(Records contained in a dataset)
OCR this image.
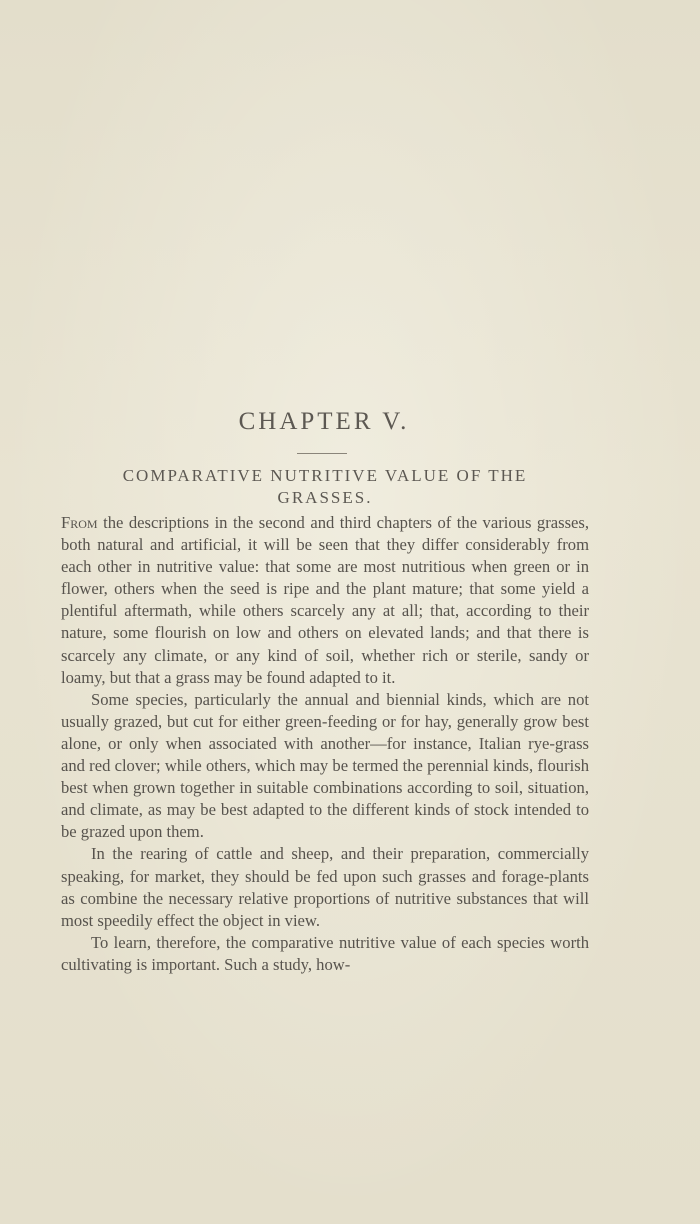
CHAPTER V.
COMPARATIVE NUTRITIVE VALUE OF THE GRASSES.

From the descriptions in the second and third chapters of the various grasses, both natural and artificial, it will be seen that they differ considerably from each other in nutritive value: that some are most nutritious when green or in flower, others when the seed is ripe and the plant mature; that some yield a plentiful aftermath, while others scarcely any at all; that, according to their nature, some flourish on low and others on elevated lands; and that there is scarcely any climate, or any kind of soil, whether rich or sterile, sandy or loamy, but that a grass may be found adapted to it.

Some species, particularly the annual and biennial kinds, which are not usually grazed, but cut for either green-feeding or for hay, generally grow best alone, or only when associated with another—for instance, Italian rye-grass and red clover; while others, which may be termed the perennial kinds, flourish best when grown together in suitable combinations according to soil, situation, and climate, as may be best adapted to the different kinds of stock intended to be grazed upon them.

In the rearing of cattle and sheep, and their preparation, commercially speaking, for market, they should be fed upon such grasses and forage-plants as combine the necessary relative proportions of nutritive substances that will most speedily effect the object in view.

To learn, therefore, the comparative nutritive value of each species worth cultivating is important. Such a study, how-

**Exercise goal:** Copy out all lines where the word "each" appears.

**Full response:**
From the descriptions in the second and third chapters of the various grasses, both natural and artificial, it will be seen that they differ considerably from each other in nutritive value: that some are most nutritious when green or in flower, others when the seed is ripe and the plant mature; that some yield a plentiful aftermath, while others scarcely any at all; that, according to their nature, some flourish on low and others on elevated lands; and that there is scarcely any climate, or any kind of soil, whether rich or sterile, sandy or loamy, but that a grass may be found adapted to it.
To learn, therefore, the comparative nutritive value of each species worth cultivating is important. Such a study, how-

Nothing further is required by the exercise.